» **Task to carry out**:
Transcribe each entry so that it matches the original exactly.

» **Dataset content**:
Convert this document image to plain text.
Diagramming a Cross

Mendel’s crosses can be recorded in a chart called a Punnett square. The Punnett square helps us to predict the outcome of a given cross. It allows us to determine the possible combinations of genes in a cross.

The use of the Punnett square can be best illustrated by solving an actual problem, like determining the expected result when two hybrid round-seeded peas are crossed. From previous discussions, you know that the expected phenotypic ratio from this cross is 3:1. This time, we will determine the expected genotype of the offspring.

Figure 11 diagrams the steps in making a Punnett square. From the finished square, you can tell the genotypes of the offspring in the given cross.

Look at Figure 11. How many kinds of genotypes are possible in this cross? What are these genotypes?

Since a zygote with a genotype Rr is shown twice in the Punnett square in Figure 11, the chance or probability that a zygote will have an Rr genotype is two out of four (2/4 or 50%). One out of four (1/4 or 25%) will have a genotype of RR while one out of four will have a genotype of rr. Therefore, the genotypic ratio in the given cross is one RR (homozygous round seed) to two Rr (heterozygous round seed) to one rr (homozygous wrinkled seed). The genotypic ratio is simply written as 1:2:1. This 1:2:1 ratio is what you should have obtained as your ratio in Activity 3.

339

» **Solution below**:
Convert this document image to plain text.
Diagramming a Cross

Mendel’s crosses can be recorded in a chart called a Punnett square. The Punnett square helps us to predict the outcome of a given cross. It allows us to determine the possible combinations of genes in a cross.

The use of the Punnett square can be best illustrated by solving an actual problem, like determining the expected result when two hybrid round-seeded peas are crossed. From previous discussions, you know that the expected phenotypic ratio from this cross is 3:1. This time, we will determine the expected genotype of the offspring.

Figure 11 diagrams the steps in making a Punnett square. From the finished square, you can tell the genotypes of the offspring in the given cross.

Look at Figure 11. How many kinds of genotypes are possible in this cross? What are these genotypes?

Since a zygote with a genotype Rr is shown twice in the Punnett square in Figure 11, the chance or probability that a zygote will have an Rr genotype is two out of four (2/4 or 50%). One out of four (1/4 or 25%) will have a genotype of RR while one out of four will have a genotype of rr. Therefore, the genotypic ratio in the given cross is one RR (homozygous round seed) to two Rr (heterozygous round seed) to one rr (homozygous wrinkled seed). The genotypic ratio is simply written as 1:2:1. This 1:2:1 ratio is what you should have obtained as your ratio in Activity 3.

339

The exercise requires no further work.